Pick out each line in these entries that contains the string "Combined".

Data entries for graphics
- - - -

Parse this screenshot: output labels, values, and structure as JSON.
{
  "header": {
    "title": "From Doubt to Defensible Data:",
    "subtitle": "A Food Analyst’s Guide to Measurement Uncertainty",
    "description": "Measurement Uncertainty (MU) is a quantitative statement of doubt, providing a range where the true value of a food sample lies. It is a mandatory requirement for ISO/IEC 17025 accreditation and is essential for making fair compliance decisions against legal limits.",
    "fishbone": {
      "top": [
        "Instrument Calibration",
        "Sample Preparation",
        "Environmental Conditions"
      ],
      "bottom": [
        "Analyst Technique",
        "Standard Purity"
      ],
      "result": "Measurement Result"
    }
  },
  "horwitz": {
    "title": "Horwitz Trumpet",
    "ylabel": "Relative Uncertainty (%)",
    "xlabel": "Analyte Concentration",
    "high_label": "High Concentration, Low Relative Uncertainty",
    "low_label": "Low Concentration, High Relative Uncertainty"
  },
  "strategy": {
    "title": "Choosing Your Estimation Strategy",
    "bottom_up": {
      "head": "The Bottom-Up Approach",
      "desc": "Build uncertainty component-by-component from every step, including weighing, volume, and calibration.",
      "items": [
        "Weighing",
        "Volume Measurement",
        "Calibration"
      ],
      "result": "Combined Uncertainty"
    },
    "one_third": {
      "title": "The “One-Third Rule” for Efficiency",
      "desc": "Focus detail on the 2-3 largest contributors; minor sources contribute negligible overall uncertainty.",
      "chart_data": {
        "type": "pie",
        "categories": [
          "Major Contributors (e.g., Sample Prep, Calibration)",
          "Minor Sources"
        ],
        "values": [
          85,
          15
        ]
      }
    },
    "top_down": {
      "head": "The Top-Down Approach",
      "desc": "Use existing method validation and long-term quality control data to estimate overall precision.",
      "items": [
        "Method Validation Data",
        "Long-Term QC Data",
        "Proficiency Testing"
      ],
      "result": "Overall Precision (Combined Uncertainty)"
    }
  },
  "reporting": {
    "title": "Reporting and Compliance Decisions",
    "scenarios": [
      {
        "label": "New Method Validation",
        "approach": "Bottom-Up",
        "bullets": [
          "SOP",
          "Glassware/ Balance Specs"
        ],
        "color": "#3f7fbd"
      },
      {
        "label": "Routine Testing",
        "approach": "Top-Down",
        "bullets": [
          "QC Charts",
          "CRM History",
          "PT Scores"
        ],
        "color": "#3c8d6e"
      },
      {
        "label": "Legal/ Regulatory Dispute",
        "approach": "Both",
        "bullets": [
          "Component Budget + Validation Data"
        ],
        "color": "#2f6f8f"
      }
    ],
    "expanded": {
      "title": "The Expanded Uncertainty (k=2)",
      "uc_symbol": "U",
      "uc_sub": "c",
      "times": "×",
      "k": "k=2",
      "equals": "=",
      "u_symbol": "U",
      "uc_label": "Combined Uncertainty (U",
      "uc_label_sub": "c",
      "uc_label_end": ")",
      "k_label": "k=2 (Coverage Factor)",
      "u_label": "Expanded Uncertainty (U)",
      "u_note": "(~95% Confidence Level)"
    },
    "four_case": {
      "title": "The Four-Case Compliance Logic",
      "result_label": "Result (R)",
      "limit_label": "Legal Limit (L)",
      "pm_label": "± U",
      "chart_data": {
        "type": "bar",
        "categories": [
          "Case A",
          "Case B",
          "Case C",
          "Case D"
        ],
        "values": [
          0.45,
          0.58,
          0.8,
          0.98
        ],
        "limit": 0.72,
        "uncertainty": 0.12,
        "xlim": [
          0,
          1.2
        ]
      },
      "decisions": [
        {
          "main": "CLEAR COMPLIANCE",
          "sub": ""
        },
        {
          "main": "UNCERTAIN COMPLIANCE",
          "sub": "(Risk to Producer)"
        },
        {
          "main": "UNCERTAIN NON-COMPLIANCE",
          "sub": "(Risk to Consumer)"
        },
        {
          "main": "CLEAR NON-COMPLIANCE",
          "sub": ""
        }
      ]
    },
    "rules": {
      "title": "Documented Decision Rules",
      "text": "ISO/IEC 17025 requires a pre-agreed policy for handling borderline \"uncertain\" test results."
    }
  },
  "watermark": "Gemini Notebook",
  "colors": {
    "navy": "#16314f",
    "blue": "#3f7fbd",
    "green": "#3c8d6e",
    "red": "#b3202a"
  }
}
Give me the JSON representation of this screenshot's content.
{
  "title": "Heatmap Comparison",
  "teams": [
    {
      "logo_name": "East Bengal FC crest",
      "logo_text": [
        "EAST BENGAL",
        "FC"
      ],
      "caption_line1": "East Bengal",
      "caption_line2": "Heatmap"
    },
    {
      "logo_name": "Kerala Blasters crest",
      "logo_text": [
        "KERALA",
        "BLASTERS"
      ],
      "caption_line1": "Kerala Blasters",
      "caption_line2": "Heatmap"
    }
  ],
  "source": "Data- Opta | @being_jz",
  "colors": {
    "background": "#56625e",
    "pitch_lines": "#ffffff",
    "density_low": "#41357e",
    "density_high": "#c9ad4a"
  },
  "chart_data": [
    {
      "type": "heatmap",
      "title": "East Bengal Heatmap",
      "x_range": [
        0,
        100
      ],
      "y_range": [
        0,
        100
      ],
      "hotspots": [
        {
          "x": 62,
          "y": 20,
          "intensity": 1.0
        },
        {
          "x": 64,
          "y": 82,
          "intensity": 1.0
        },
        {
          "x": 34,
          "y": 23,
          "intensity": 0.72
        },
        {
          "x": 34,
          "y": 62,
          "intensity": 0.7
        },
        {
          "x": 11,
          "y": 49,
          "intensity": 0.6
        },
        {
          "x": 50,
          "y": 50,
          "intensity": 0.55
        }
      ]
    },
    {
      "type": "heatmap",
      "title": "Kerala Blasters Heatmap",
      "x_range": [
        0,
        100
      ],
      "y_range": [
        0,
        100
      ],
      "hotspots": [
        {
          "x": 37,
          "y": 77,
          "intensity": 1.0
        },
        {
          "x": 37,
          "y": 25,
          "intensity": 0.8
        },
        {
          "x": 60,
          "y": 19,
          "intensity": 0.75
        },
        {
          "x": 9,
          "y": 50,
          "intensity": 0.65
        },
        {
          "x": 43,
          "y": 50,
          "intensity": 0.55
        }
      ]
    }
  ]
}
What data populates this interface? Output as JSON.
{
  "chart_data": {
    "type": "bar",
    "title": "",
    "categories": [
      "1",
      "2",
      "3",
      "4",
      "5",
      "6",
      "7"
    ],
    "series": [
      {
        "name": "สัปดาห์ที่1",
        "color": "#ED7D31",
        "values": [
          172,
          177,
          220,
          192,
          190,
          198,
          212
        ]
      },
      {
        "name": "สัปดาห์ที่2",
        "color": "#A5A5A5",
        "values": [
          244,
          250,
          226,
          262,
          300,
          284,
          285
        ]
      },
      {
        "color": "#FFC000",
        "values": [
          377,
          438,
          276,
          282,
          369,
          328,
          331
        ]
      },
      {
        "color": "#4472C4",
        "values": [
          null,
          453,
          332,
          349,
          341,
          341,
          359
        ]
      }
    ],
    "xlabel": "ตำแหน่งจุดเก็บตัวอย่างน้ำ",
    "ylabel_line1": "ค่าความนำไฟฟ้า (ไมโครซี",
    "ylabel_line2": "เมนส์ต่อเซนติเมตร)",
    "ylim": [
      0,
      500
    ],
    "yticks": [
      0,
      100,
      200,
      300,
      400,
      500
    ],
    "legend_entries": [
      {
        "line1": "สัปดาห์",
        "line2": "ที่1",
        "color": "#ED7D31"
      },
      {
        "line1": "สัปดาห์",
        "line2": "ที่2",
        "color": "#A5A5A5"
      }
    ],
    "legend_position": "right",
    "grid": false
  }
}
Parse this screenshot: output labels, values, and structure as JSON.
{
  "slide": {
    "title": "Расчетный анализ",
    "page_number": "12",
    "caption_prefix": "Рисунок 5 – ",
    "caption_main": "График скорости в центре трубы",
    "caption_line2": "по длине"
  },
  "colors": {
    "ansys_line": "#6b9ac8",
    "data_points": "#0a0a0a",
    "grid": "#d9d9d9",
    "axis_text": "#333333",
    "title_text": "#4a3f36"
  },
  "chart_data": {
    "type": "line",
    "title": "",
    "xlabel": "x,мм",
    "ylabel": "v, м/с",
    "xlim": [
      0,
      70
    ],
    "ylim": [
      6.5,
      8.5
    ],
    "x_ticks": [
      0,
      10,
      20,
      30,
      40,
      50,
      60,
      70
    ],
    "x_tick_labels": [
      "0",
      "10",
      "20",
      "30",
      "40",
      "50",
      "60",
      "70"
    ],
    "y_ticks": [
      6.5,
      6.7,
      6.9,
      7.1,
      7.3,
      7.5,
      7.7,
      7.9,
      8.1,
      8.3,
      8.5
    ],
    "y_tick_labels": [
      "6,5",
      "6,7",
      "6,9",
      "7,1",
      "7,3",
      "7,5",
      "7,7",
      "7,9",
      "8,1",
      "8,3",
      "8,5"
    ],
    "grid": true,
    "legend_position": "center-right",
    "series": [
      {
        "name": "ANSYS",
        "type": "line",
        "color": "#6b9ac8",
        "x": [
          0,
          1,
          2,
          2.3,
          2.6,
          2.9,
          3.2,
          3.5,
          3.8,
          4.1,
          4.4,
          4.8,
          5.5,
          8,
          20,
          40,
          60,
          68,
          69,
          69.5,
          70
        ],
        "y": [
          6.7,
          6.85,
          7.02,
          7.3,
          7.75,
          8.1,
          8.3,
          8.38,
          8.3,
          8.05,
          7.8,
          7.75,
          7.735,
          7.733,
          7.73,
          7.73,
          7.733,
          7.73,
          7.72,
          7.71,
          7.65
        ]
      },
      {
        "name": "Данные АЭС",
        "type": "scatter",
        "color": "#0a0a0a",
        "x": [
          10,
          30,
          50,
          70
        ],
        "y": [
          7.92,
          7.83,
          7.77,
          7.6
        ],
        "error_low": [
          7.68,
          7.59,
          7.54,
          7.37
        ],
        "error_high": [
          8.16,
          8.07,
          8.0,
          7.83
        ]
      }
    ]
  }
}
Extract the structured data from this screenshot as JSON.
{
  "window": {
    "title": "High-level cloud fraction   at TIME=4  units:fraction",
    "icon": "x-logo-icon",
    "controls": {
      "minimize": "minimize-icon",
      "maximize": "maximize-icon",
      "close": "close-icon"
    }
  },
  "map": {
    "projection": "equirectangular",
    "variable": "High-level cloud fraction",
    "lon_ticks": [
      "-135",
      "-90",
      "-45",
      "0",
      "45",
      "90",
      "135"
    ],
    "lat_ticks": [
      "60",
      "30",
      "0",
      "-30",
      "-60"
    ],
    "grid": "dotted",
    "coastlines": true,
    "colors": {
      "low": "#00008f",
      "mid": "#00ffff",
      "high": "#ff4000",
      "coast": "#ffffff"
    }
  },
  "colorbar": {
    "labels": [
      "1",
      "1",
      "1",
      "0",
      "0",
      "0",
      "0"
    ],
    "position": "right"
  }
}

- - - -

● **Problem solution**:
      "result": "Combined Uncertainty"
      "result": "Overall Precision (Combined Uncertainty)"
      "uc_label": "Combined Uncertainty (U",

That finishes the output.